**Problem to solve:**
Omit every picture and write out the rest of the records exactly.

**Stored items from a collection:**

* BEGIN *

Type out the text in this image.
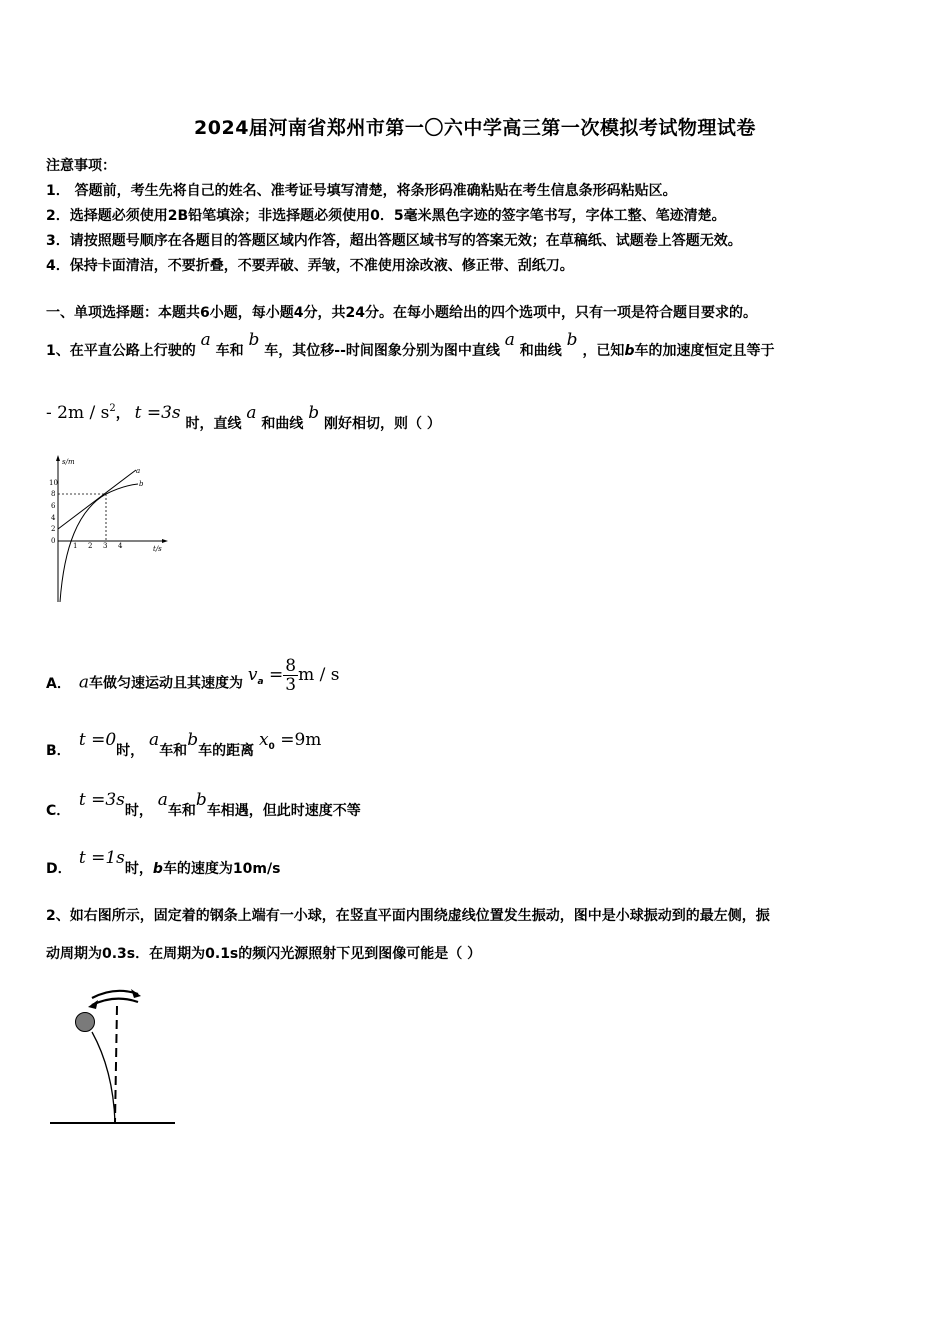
2024届河南省郑州市第一〇六中学高三第一次模拟考试物理试卷
注意事项：
1． 答题前，考生先将自己的姓名、准考证号填写清楚，将条形码准确粘贴在考生信息条形码粘贴区。
2．选择题必须使用2B铅笔填涂；非选择题必须使用0．5毫米黑色字迹的签字笔书写，字体工整、笔迹清楚。
3．请按照题号顺序在各题目的答题区域内作答，超出答题区域书写的答案无效；在草稿纸、试题卷上答题无效。
4．保持卡面清洁，不要折叠，不要弄破、弄皱，不准使用涂改液、修正带、刮纸刀。
一、单项选择题：本题共6小题，每小题4分，共24分。在每小题给出的四个选项中，只有一项是符合题目要求的。
1、在平直公路上行驶的 a 车和 b 车，其位移--时间图象分别为图中直线 a 和曲线 b ，已知b车的加速度恒定且等于
- $2m / s^2$， t =3s 时，直线 a 和曲线 b 刚好相切，则（ ）
s/m
t/s
10
8
6
4
2
0
1 2 3 4
a
b
A． a车做匀速运动且其速度为 $v_a = \frac{8}{3}$ m / s
B． t =0时， a车和b车的距离 $x_0 =9m$
C． t =3s时， a车和b车相遇，但此时速度不等
D． t =1s时，b车的速度为10m/s
2、如右图所示，固定着的钢条上端有一小球，在竖直平面内围绕虚线位置发生振动，图中是小球振动到的最左侧，振
动周期为0.3s．在周期为0.1s的频闪光源照射下见到图像可能是（ ）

* END *

**Written answer:**
Type out the text in this image.
2024届河南省郑州市第一〇六中学高三第一次模拟考试物理试卷
注意事项：
1． 答题前，考生先将自己的姓名、准考证号填写清楚，将条形码准确粘贴在考生信息条形码粘贴区。
2．选择题必须使用2B铅笔填涂；非选择题必须使用0．5毫米黑色字迹的签字笔书写，字体工整、笔迹清楚。
3．请按照题号顺序在各题目的答题区域内作答，超出答题区域书写的答案无效；在草稿纸、试题卷上答题无效。
4．保持卡面清洁，不要折叠，不要弄破、弄皱，不准使用涂改液、修正带、刮纸刀。
一、单项选择题：本题共6小题，每小题4分，共24分。在每小题给出的四个选项中，只有一项是符合题目要求的。
1、在平直公路上行驶的 a 车和 b 车，其位移--时间图象分别为图中直线 a 和曲线 b ，已知b车的加速度恒定且等于
- $2m / s^2$， t =3s 时，直线 a 和曲线 b 刚好相切，则（ ）
s/m
t/s
10
8
6
4
2
0
1 2 3 4
a
b
A． a车做匀速运动且其速度为 $v_a = \frac{8}{3}$ m / s
B． t =0时， a车和b车的距离 $x_0 =9m$
C． t =3s时， a车和b车相遇，但此时速度不等
D． t =1s时，b车的速度为10m/s
2、如右图所示，固定着的钢条上端有一小球，在竖直平面内围绕虚线位置发生振动，图中是小球振动到的最左侧，振
动周期为0.3s．在周期为0.1s的频闪光源照射下见到图像可能是（ ）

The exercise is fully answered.